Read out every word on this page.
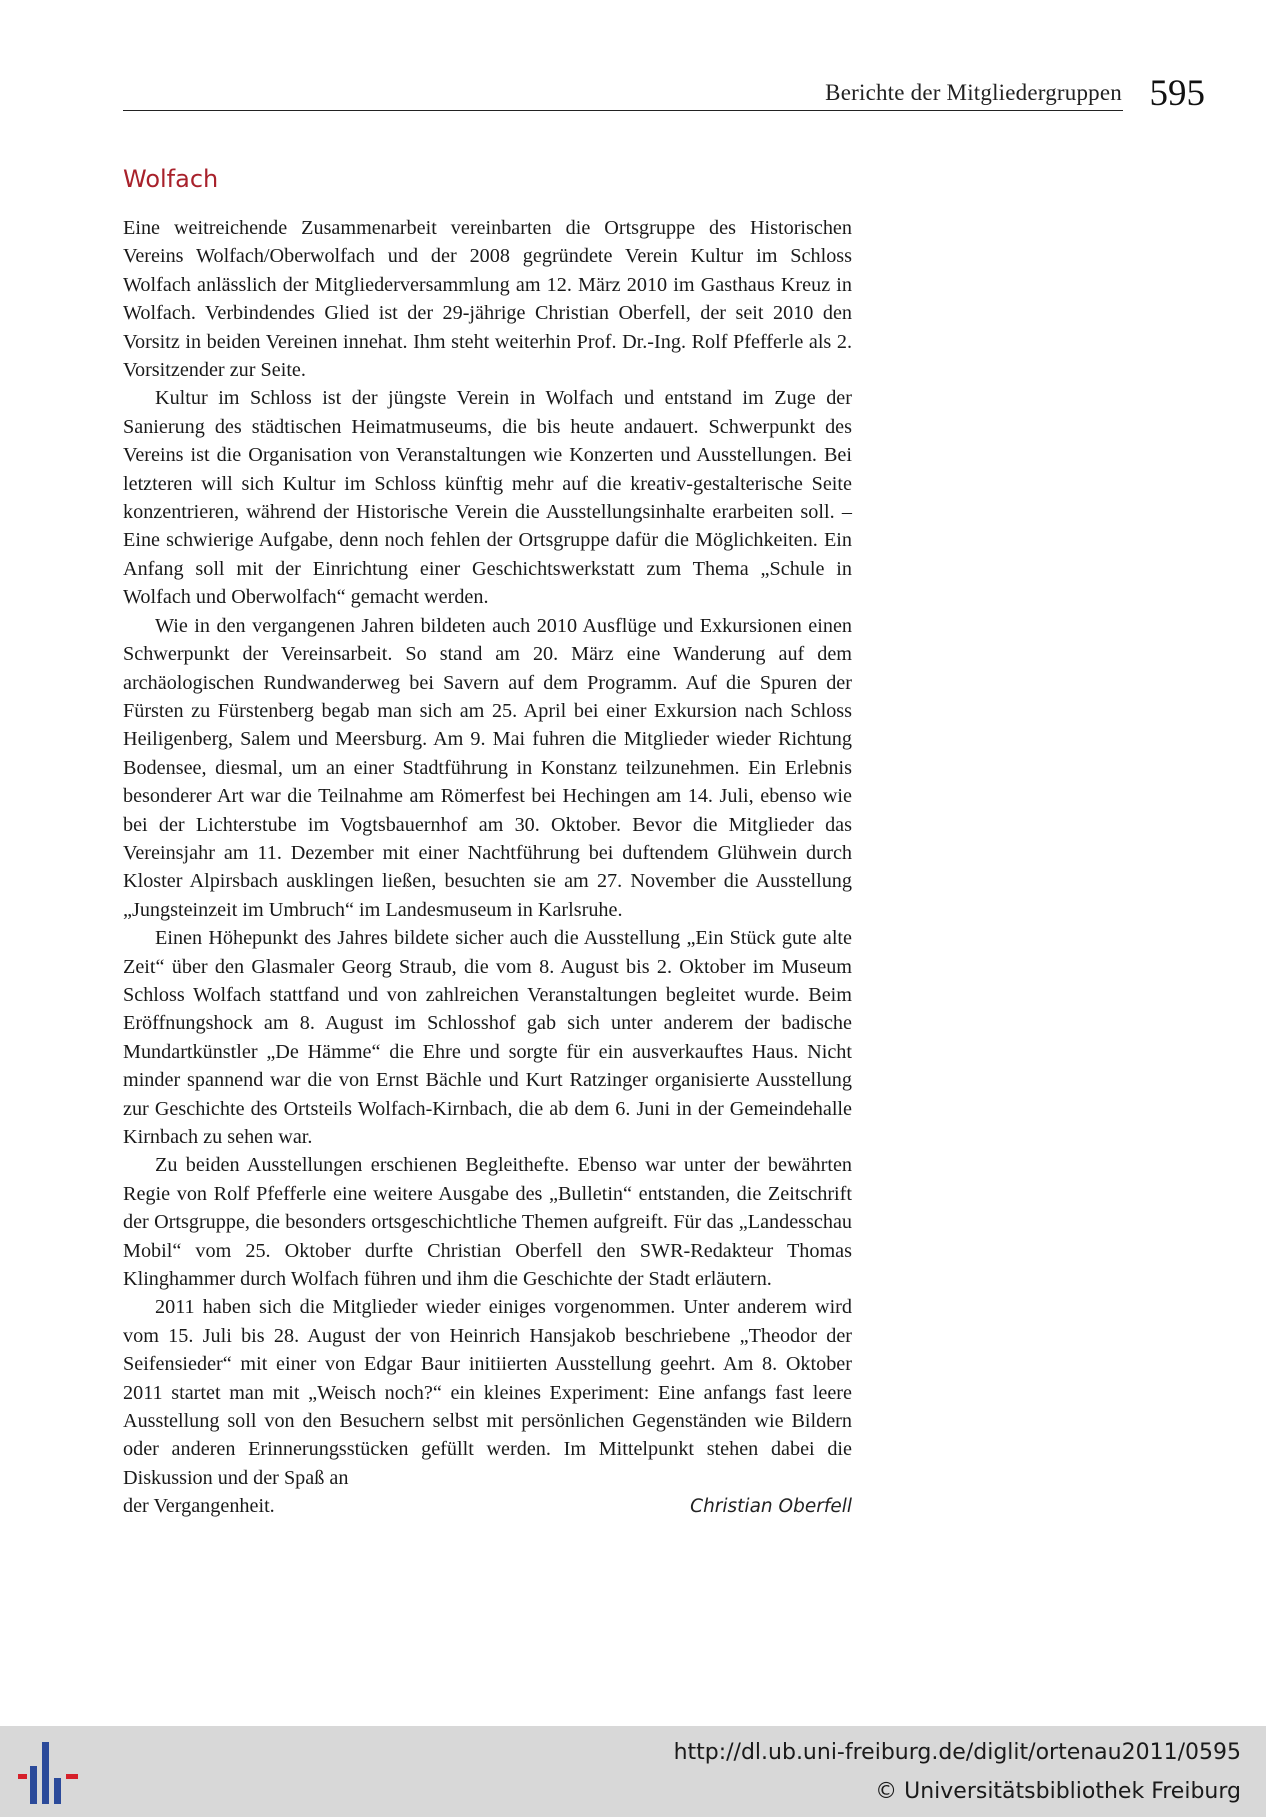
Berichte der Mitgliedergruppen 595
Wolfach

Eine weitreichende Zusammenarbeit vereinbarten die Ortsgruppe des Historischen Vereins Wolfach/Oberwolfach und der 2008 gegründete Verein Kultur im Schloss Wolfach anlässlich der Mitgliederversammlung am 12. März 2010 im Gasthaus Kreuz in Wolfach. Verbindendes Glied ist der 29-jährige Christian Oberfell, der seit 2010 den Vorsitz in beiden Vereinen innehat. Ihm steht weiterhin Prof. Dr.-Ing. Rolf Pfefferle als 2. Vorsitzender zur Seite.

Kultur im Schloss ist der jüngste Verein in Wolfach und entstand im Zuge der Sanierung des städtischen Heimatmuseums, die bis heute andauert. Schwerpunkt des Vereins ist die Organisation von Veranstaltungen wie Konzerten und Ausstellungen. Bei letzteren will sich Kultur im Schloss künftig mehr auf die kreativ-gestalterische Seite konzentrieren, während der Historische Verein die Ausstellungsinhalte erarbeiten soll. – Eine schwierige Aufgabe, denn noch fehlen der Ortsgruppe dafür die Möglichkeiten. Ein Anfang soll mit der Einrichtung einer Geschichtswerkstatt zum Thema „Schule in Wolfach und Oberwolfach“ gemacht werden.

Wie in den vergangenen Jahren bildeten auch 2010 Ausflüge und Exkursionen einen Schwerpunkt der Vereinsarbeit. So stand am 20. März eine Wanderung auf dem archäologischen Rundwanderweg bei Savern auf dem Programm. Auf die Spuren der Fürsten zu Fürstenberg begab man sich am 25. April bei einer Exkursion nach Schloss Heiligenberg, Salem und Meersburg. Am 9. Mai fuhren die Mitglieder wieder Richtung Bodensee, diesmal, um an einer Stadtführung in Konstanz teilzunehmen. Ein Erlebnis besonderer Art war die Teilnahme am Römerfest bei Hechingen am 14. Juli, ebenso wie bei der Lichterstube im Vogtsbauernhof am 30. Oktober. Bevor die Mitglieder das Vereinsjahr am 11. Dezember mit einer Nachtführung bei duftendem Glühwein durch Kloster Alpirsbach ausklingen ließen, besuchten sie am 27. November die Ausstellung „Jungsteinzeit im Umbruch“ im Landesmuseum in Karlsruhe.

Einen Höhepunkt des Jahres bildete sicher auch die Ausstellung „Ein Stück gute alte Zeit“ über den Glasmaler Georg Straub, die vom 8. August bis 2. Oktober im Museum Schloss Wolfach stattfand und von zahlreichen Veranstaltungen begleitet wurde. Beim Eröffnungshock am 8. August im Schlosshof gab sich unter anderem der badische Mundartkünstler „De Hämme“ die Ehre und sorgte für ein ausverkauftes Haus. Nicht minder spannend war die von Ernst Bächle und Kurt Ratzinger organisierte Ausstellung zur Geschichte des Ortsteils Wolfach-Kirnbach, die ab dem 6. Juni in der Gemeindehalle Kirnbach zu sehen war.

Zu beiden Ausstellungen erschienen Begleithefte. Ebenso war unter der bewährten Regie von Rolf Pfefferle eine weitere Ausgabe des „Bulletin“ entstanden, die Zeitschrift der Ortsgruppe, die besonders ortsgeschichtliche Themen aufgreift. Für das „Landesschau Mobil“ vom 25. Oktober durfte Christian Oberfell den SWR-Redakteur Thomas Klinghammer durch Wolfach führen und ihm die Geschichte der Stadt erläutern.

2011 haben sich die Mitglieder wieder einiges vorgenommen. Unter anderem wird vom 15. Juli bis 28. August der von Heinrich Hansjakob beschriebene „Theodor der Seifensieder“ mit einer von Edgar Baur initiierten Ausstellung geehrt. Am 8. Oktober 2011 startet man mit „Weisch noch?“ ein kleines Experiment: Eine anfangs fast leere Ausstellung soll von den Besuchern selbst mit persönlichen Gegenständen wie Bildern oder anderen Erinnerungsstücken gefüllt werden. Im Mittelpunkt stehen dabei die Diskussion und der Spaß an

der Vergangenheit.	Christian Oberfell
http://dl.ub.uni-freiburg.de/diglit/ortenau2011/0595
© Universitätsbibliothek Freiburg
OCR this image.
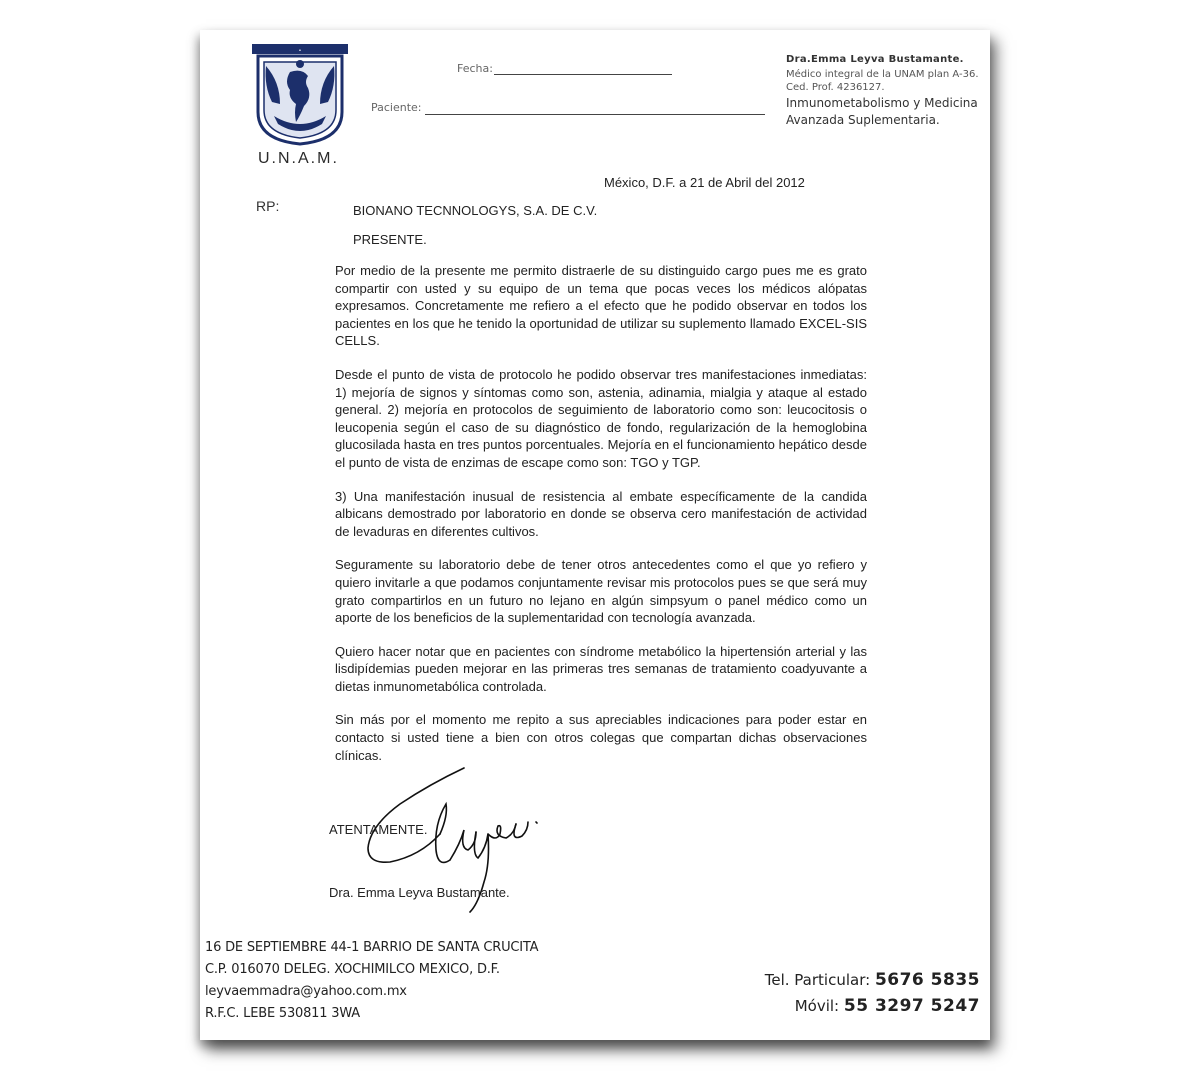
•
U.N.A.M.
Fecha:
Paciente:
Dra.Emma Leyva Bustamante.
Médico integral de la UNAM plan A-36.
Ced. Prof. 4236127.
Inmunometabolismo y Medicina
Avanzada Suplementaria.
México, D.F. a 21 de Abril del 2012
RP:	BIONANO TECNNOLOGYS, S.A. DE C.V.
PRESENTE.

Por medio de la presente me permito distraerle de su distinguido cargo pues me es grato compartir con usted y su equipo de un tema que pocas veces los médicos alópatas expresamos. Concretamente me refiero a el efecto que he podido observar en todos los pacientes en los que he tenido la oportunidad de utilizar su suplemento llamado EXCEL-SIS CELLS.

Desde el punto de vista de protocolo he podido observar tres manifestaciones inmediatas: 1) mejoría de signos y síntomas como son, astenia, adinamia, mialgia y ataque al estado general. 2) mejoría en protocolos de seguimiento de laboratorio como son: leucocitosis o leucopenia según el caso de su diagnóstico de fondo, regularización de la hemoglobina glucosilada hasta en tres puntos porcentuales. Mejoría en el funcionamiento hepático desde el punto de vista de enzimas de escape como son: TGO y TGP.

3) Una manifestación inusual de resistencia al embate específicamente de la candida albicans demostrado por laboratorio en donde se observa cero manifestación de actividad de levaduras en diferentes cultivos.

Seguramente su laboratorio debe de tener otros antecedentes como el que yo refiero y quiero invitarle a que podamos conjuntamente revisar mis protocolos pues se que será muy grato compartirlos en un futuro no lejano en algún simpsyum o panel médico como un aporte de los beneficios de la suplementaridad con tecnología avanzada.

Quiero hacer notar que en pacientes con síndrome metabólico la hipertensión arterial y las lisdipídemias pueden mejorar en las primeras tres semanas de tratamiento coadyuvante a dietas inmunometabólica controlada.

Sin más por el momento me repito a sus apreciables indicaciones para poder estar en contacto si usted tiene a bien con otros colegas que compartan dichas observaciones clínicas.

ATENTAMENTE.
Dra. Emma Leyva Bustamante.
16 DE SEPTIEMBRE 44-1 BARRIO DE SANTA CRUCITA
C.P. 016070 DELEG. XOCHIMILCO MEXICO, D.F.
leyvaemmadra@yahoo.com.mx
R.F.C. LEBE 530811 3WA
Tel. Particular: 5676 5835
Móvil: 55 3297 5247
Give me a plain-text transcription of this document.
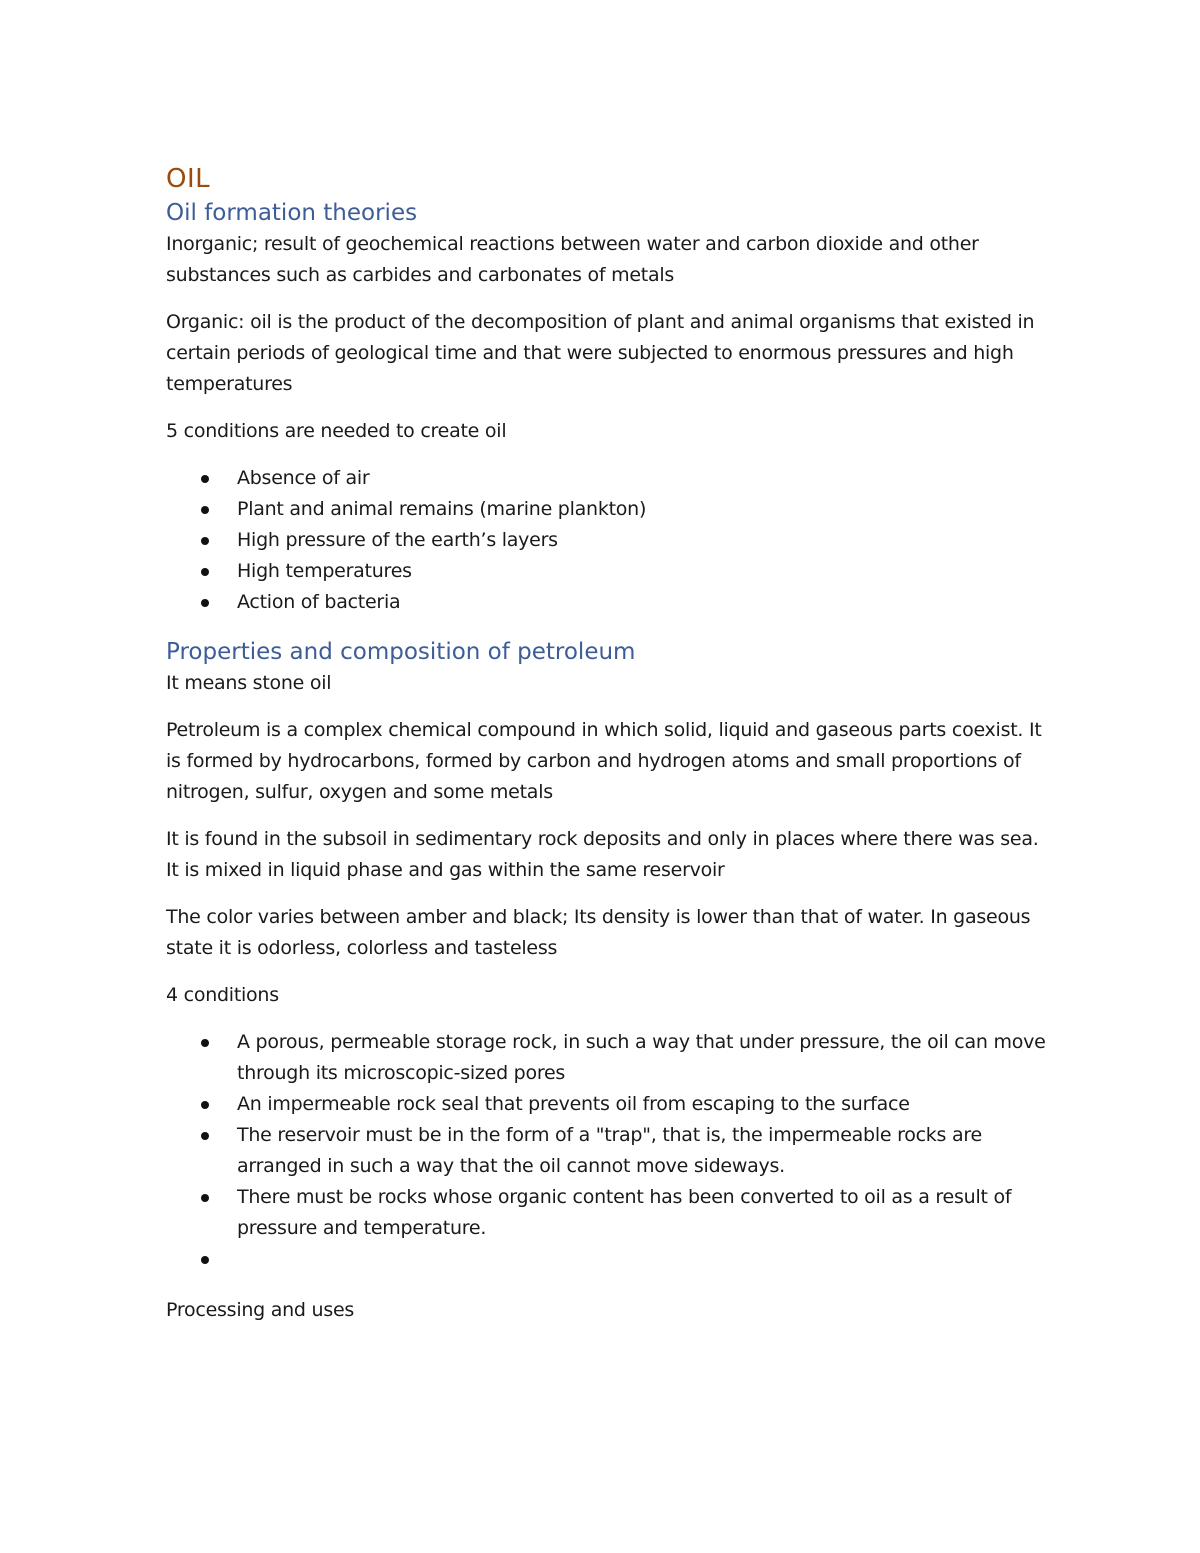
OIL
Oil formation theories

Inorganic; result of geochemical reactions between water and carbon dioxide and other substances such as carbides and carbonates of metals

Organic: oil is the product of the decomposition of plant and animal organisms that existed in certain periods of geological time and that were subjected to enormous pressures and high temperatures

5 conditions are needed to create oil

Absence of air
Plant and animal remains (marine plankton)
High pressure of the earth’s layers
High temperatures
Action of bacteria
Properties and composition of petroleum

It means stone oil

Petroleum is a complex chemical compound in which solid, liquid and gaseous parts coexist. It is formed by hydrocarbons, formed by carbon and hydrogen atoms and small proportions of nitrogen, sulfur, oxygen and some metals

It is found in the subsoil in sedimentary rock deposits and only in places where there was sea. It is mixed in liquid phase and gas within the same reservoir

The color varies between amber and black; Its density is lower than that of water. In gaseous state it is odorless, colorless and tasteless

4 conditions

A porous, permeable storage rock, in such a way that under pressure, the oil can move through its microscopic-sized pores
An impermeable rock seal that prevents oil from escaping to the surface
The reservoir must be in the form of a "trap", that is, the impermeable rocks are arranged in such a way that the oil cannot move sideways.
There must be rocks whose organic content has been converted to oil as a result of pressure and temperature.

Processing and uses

________________________________________

[DIRECTIONS]:
Tell me how many lines in the data include "Bustamante", giving only the number.

[TASK ANSWER]:
2